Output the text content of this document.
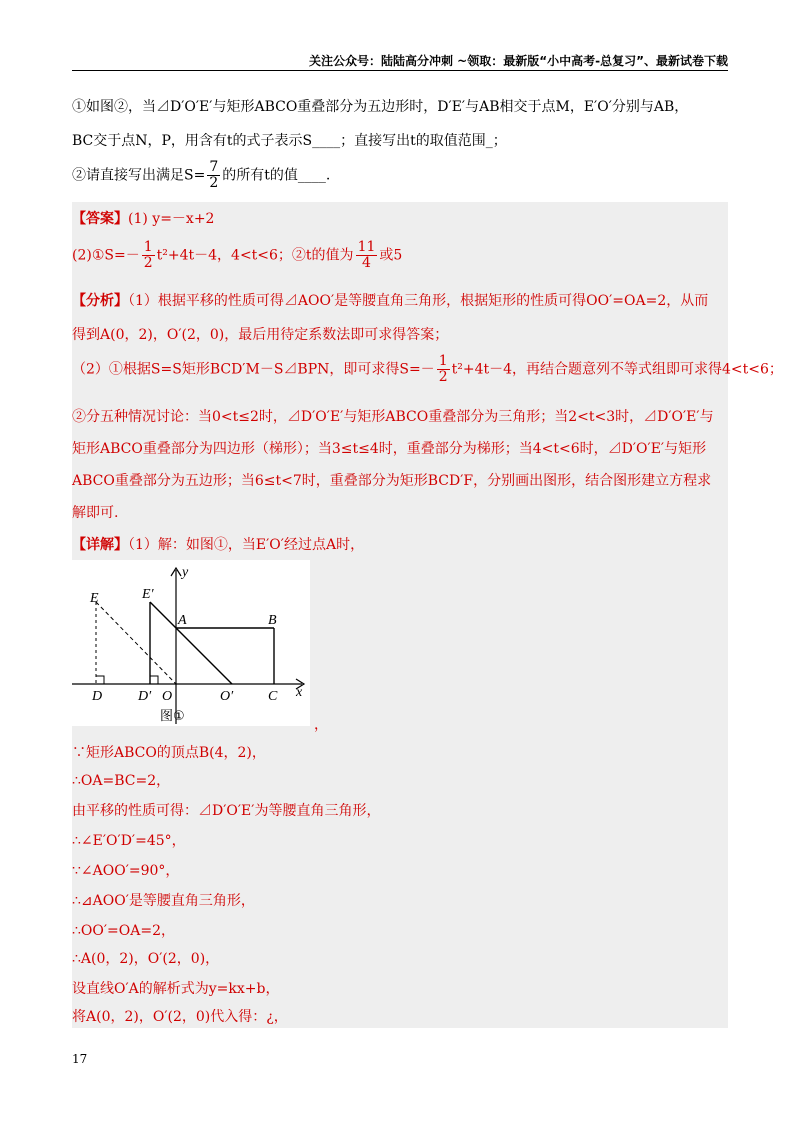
关注公众号：陆陆高分冲刺 ~领取：最新版“小中高考-总复习”、最新试卷下载
①如图②，当⊿D′O′E′与矩形ABCO重叠部分为五边形时，D′E′与AB相交于点M，E′O′分别与AB，
BC交于点N，P，用含有t的式子表示S____；直接写出t的取值范围_；
②请直接写出满足$S= \frac{7}{2}$ 的所有t的值____.
【答案】(1) y=－x+2
(2)①S=－ $\frac{1}{2} t^2+4t-4$，4<t<6；②t的值为 $\frac{11}{4}$ 或5
【分析】（1）根据平移的性质可得⊿AOO′是等腰直角三角形，根据矩形的性质可得OO′=OA=2，从而
得到A(0，2)，O′(2，0)，最后用待定系数法即可求得答案；
（2）①根据S=S矩形BCD′M－S⊿BPN，即可求得$S=- \frac{1}{2} t^2+4t-4$，再结合题意列不等式组即可求得4<t<6；
②分五种情况讨论：当0<t≤2时，⊿D′O′E′与矩形ABCO重叠部分为三角形；当2<t<3时，⊿D′O′E′与
矩形ABCO重叠部分为四边形（梯形）；当3≤t≤4时，重叠部分为梯形；当4<t<6时，⊿D′O′E′与矩形
ABCO重叠部分为五边形；当6≤t<7时，重叠部分为矩形BCD′F，分别画出图形，结合图形建立方程求
解即可.
【详解】（1）解：如图①，当E′O′经过点A时，
y
x
E	E′
A	B
D	D′ O	O′ C
图①
，
∵矩形ABCO的顶点B(4，2)，
∴OA=BC=2，
由平移的性质可得：⊿D′O′E′为等腰直角三角形，
∴∠E′O′D′=45°，
∵∠AOO′=90°，
∴⊿AOO′是等腰直角三角形，
∴OO′=OA=2，
∴A(0，2)，O′(2，0)，
设直线O′A的解析式为y=kx+b，
将A(0，2)，O′(2，0)代入得：¿，
17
__________________________________________________
#### TASK DETAILS:
Omit the pictures, then output the rest of the listing exactly.

#### THE RESULT:
Output the text content of this document.
关注公众号：陆陆高分冲刺 ~领取：最新版“小中高考-总复习”、最新试卷下载
①如图②，当⊿D′O′E′与矩形ABCO重叠部分为五边形时，D′E′与AB相交于点M，E′O′分别与AB，
BC交于点N，P，用含有t的式子表示S____；直接写出t的取值范围_；
②请直接写出满足$S= \frac{7}{2}$ 的所有t的值____.
【答案】(1) y=－x+2
(2)①S=－ $\frac{1}{2} t^2+4t-4$，4<t<6；②t的值为 $\frac{11}{4}$ 或5
【分析】（1）根据平移的性质可得⊿AOO′是等腰直角三角形，根据矩形的性质可得OO′=OA=2，从而
得到A(0，2)，O′(2，0)，最后用待定系数法即可求得答案；
（2）①根据S=S矩形BCD′M－S⊿BPN，即可求得$S=- \frac{1}{2} t^2+4t-4$，再结合题意列不等式组即可求得4<t<6；
②分五种情况讨论：当0<t≤2时，⊿D′O′E′与矩形ABCO重叠部分为三角形；当2<t<3时，⊿D′O′E′与
矩形ABCO重叠部分为四边形（梯形）；当3≤t≤4时，重叠部分为梯形；当4<t<6时，⊿D′O′E′与矩形
ABCO重叠部分为五边形；当6≤t<7时，重叠部分为矩形BCD′F，分别画出图形，结合图形建立方程求
解即可.
【详解】（1）解：如图①，当E′O′经过点A时，
y
x
E	E′
A	B
D	D′ O	O′ C
图①
，
∵矩形ABCO的顶点B(4，2)，
∴OA=BC=2，
由平移的性质可得：⊿D′O′E′为等腰直角三角形，
∴∠E′O′D′=45°，
∵∠AOO′=90°，
∴⊿AOO′是等腰直角三角形，
∴OO′=OA=2，
∴A(0，2)，O′(2，0)，
设直线O′A的解析式为y=kx+b，
将A(0，2)，O′(2，0)代入得：¿，
17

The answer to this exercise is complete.